Copy every line in the records below that contains the word "manusia".

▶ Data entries
BEGIN

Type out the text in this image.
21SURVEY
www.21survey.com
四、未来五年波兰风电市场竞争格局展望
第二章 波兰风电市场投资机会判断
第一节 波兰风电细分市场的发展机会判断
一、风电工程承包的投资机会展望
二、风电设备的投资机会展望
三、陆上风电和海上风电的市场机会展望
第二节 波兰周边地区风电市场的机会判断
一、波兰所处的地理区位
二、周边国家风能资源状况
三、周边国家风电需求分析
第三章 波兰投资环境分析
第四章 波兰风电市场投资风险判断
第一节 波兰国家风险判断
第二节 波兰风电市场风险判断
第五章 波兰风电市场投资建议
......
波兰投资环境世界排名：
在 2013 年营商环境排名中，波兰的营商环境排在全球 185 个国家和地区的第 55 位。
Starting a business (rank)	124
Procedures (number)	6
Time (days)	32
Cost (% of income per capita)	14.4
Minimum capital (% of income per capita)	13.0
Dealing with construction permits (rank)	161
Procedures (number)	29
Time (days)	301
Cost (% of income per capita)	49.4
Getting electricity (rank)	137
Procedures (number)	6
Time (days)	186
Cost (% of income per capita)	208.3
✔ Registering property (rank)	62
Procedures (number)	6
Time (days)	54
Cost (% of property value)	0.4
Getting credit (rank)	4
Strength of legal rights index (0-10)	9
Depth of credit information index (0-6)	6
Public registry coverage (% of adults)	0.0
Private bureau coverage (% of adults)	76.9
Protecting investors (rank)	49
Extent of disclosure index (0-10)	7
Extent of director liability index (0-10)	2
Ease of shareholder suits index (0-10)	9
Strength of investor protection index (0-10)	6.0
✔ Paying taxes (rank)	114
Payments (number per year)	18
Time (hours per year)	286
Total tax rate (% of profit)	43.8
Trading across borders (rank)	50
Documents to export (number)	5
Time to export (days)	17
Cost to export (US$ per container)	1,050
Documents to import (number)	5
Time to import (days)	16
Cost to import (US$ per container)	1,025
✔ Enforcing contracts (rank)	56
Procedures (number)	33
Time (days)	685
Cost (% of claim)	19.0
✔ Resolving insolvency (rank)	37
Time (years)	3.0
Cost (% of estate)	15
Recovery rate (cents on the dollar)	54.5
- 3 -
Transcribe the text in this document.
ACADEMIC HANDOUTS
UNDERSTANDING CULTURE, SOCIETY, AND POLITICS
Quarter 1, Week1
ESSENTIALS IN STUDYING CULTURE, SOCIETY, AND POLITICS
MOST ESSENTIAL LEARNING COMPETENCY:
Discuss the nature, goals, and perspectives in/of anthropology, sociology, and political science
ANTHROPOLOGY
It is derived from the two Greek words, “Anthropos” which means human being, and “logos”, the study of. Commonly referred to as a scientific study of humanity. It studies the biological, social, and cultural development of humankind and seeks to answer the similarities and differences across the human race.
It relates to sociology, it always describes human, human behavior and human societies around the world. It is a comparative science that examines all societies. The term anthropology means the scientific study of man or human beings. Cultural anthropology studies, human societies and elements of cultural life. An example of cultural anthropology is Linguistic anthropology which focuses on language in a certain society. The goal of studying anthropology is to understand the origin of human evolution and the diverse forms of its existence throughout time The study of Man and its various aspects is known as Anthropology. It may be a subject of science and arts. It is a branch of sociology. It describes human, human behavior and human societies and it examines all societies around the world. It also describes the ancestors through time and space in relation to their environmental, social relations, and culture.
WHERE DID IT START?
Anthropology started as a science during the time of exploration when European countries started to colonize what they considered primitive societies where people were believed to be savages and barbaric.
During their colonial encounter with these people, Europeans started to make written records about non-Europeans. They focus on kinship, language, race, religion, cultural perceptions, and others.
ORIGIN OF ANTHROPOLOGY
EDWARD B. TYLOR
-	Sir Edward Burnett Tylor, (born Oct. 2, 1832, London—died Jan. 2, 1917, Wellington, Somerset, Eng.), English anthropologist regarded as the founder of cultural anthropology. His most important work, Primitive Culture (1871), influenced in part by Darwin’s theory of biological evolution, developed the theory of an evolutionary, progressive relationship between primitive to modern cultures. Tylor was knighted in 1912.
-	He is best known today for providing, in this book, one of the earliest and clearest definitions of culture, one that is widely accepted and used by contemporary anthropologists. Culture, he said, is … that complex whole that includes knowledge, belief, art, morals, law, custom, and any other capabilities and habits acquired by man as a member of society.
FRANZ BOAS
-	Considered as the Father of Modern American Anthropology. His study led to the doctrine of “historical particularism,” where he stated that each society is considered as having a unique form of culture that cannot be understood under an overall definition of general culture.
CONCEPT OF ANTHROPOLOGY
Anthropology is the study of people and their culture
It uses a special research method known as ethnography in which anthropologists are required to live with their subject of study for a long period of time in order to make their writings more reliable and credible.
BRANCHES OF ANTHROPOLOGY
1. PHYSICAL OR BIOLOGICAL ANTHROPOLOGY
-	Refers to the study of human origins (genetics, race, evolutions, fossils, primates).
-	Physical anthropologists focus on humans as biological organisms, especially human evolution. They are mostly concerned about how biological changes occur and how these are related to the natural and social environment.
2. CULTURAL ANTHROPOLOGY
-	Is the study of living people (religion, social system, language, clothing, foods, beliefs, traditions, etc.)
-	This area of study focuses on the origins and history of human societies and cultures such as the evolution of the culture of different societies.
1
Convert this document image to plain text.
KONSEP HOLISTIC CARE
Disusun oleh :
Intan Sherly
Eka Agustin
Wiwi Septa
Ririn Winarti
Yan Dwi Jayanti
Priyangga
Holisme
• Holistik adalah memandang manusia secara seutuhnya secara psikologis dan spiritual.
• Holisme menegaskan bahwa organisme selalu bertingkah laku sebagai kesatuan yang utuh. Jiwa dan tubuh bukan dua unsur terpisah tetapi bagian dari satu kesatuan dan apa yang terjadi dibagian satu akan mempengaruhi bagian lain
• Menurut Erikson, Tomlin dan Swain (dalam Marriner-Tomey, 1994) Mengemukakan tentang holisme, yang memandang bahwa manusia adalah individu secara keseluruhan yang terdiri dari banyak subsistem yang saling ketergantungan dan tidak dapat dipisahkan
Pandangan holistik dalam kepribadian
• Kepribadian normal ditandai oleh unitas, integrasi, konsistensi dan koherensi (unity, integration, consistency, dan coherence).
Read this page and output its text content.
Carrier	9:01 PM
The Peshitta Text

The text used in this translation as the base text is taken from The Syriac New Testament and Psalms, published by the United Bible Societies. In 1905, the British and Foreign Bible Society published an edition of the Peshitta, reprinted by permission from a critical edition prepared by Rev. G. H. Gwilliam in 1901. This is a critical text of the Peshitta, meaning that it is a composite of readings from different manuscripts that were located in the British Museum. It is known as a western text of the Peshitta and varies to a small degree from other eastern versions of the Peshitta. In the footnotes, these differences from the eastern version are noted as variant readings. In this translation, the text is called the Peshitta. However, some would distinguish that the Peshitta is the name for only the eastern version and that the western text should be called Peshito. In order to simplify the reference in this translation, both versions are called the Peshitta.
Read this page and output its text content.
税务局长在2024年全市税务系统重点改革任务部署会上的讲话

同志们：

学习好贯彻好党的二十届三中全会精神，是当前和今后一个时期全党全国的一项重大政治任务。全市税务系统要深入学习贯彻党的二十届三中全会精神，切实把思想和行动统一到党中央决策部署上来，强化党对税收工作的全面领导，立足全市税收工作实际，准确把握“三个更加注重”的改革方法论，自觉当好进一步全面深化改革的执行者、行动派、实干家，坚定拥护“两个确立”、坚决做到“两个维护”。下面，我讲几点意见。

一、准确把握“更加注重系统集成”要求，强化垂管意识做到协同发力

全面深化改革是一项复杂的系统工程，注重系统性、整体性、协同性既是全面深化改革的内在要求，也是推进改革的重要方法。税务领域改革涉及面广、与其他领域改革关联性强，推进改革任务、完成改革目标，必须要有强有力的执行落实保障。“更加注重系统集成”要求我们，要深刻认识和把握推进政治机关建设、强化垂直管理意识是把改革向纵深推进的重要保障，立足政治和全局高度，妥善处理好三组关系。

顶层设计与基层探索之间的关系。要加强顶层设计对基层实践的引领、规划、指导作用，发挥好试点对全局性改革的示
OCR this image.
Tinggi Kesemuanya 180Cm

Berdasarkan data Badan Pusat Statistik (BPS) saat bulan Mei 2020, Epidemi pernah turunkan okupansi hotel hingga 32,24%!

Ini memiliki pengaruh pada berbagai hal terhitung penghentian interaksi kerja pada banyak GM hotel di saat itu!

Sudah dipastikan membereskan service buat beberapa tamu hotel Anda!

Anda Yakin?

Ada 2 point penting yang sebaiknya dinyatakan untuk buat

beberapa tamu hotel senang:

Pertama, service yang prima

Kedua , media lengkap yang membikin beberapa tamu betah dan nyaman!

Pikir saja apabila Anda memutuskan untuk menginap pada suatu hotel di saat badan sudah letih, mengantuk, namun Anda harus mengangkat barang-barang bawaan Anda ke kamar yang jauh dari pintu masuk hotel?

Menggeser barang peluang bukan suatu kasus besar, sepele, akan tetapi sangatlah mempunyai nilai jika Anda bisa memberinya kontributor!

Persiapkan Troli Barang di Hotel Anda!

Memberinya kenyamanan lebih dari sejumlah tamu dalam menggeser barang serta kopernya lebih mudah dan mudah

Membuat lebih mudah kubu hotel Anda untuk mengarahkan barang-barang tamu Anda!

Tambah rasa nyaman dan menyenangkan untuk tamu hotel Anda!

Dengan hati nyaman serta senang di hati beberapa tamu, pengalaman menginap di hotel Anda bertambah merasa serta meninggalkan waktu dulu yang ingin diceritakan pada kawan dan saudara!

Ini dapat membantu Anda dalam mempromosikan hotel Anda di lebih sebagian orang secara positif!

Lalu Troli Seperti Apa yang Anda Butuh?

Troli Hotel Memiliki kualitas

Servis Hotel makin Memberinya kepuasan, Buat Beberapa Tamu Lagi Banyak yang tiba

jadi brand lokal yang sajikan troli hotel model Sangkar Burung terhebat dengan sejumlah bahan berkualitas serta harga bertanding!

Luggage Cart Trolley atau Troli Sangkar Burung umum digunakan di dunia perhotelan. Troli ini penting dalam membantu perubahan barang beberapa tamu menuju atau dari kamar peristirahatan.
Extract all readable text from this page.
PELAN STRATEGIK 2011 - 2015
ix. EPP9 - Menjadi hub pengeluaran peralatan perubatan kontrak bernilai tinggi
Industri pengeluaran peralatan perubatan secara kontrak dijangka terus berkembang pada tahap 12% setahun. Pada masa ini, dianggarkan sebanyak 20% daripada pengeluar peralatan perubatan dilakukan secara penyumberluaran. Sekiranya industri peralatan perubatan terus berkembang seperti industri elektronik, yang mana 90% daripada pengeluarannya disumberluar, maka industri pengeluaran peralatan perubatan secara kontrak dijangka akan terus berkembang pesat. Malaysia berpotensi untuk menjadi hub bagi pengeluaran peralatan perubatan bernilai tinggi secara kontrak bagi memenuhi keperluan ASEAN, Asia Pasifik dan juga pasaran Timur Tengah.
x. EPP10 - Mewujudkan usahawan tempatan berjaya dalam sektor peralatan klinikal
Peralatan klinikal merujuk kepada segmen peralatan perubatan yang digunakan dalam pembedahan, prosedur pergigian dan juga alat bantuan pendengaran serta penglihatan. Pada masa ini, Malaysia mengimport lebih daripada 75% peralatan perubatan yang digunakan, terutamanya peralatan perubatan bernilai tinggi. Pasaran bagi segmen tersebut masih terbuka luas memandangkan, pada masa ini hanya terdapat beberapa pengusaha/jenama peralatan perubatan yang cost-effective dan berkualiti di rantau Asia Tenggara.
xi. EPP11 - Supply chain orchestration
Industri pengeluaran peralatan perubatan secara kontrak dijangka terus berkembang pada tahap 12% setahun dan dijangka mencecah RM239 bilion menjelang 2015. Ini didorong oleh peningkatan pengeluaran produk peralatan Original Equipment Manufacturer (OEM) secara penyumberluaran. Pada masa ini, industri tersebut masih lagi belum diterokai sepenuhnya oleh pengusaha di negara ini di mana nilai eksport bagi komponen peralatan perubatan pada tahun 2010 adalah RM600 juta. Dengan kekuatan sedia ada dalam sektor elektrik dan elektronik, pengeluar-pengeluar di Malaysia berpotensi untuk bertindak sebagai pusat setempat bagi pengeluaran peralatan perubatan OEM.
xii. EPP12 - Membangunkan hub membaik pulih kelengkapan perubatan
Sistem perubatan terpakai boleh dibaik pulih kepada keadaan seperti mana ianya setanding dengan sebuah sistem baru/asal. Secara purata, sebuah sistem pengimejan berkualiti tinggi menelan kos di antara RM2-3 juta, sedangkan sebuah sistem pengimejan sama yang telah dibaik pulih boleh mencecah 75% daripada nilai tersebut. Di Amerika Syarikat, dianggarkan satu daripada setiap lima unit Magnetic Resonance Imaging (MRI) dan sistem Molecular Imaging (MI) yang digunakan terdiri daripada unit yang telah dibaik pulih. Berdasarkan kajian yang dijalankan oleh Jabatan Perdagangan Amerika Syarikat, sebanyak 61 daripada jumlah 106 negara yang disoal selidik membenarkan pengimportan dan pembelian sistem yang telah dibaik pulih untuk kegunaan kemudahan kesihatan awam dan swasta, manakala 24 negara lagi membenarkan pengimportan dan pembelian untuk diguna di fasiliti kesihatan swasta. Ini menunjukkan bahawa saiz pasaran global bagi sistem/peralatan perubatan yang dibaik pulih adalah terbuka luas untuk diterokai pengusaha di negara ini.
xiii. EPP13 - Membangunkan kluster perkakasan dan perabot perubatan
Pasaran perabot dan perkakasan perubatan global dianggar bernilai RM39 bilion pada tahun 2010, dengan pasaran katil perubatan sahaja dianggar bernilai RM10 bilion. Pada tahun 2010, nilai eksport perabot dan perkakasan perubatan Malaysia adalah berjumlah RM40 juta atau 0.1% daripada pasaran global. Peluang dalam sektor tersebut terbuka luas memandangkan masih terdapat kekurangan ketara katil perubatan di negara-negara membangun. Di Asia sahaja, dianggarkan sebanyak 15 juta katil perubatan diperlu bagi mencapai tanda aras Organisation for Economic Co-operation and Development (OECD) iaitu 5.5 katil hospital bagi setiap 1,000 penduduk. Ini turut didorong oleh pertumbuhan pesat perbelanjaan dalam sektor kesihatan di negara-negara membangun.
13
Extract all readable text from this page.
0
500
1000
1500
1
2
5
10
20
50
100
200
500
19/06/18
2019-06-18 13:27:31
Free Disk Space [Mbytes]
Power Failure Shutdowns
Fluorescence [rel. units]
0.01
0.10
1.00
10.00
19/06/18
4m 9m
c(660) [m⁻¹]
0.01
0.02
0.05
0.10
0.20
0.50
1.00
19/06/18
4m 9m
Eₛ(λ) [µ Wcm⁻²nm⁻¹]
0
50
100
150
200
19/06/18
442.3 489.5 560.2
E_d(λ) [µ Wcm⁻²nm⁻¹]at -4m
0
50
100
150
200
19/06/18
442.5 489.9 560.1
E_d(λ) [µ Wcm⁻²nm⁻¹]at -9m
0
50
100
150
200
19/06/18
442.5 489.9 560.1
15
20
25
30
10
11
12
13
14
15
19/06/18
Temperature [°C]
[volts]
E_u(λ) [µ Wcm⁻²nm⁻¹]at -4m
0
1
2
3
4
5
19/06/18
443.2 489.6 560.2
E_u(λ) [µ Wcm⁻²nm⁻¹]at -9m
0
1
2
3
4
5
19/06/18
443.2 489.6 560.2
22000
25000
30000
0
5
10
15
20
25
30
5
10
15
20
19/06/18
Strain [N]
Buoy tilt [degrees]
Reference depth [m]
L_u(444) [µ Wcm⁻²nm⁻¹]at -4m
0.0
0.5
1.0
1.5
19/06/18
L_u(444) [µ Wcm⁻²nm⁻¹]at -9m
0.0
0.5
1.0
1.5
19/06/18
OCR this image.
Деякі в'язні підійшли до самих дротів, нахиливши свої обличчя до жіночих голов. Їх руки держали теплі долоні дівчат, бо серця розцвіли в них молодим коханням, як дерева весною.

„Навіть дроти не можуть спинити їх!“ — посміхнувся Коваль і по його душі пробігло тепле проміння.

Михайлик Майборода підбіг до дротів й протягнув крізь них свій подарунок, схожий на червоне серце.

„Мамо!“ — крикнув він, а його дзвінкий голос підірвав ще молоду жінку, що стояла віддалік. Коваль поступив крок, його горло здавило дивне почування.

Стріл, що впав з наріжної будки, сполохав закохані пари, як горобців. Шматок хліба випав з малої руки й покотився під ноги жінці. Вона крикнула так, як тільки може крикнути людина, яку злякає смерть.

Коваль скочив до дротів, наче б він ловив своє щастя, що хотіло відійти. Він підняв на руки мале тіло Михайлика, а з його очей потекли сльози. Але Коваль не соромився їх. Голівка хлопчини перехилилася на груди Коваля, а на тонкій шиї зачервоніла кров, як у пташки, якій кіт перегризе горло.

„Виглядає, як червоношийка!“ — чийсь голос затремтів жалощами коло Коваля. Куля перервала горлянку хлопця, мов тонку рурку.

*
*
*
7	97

END

▶ Solution to the problem
• Holistik adalah memandang manusia secara seutuhnya secara psikologis dan spiritual.
• Menurut Erikson, Tomlin dan Swain (dalam Marriner-Tomey, 1994) Mengemukakan tentang holisme, yang memandang bahwa manusia adalah individu secara keseluruhan yang terdiri dari banyak subsistem yang saling ketergantungan dan tidak dapat dipisahkan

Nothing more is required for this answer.